What you should do
Select, from the data, each line where "days" occurs.

Figure data in JSON
====================

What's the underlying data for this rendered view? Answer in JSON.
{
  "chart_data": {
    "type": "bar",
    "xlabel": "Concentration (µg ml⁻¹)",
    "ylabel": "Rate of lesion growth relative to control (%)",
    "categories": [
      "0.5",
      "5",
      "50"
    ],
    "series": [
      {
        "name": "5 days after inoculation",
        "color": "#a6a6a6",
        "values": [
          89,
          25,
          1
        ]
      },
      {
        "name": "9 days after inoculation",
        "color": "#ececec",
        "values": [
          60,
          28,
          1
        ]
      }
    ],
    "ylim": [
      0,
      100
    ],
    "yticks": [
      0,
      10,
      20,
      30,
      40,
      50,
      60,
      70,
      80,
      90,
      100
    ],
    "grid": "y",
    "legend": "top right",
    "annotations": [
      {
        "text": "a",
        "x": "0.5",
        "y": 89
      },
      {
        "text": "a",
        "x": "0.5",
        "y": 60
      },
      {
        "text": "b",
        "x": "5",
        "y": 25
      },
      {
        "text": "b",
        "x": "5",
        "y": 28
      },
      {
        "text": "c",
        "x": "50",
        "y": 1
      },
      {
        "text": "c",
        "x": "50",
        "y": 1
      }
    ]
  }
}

====================

Worked solution
        "name": "5 days after inoculation",
        "name": "9 days after inoculation",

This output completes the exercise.